>>

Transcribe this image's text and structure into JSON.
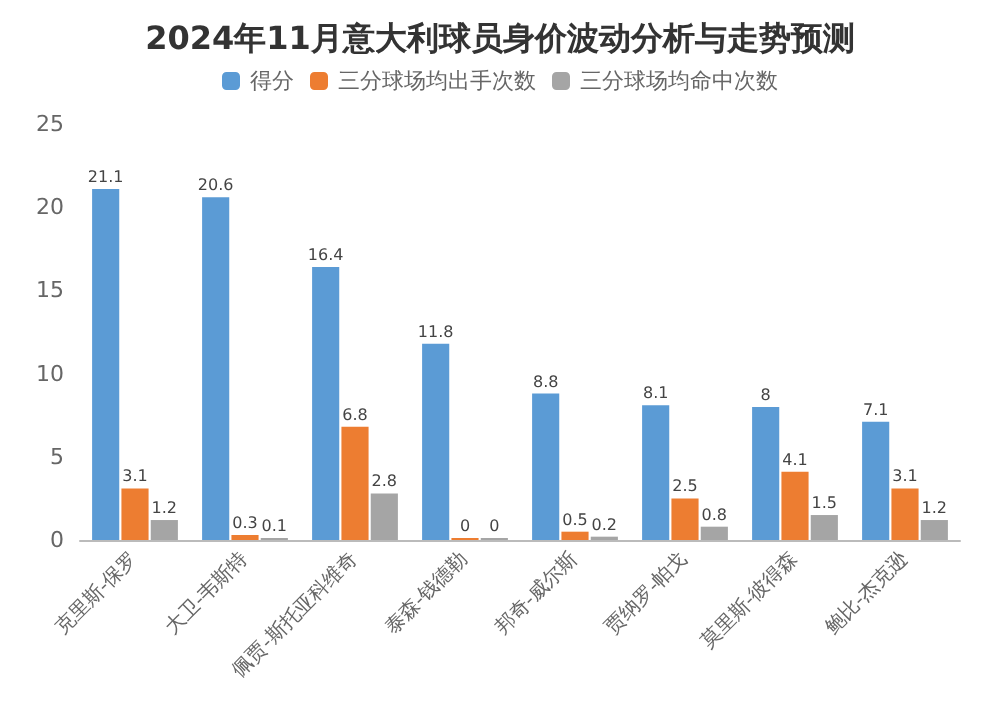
{
  "chart_data": {
    "type": "bar",
    "title": "2024年11月意大利球员身价波动分析与走势预测",
    "categories": [
      "克里斯-保罗",
      "大卫-韦斯特",
      "佩贾-斯托亚科维奇",
      "泰森-钱德勒",
      "邦奇-威尔斯",
      "贾纳罗-帕戈",
      "莫里斯-彼得森",
      "鲍比-杰克逊"
    ],
    "series": [
      {
        "name": "得分",
        "color": "#5b9bd5",
        "values": [
          21.1,
          20.6,
          16.4,
          11.8,
          8.8,
          8.1,
          8,
          7.1
        ]
      },
      {
        "name": "三分球场均出手次数",
        "color": "#ed7d31",
        "values": [
          3.1,
          0.3,
          6.8,
          0,
          0.5,
          2.5,
          4.1,
          3.1
        ]
      },
      {
        "name": "三分球场均命中次数",
        "color": "#a5a5a5",
        "values": [
          1.2,
          0.1,
          2.8,
          0,
          0.2,
          0.8,
          1.5,
          1.2
        ]
      }
    ],
    "ylim": [
      0,
      25
    ],
    "yticks": [
      0,
      5,
      10,
      15,
      20,
      25
    ],
    "grid": false,
    "legend": "top",
    "data_labels": true
  }
}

<<

**Requirements**
The material above holds pictures; copy everything else in it exactly.

**Answer for this exercise**
Transcribe this image's text and structure into JSON.
{
  "chart_data": {
    "type": "bar",
    "title": "2024年11月意大利球员身价波动分析与走势预测",
    "categories": [
      "克里斯-保罗",
      "大卫-韦斯特",
      "佩贾-斯托亚科维奇",
      "泰森-钱德勒",
      "邦奇-威尔斯",
      "贾纳罗-帕戈",
      "莫里斯-彼得森",
      "鲍比-杰克逊"
    ],
    "series": [
      {
        "name": "得分",
        "color": "#5b9bd5",
        "values": [
          21.1,
          20.6,
          16.4,
          11.8,
          8.8,
          8.1,
          8,
          7.1
        ]
      },
      {
        "name": "三分球场均出手次数",
        "color": "#ed7d31",
        "values": [
          3.1,
          0.3,
          6.8,
          0,
          0.5,
          2.5,
          4.1,
          3.1
        ]
      },
      {
        "name": "三分球场均命中次数",
        "color": "#a5a5a5",
        "values": [
          1.2,
          0.1,
          2.8,
          0,
          0.2,
          0.8,
          1.5,
          1.2
        ]
      }
    ],
    "ylim": [
      0,
      25
    ],
    "yticks": [
      0,
      5,
      10,
      15,
      20,
      25
    ],
    "grid": false,
    "legend": "top",
    "data_labels": true
  }
}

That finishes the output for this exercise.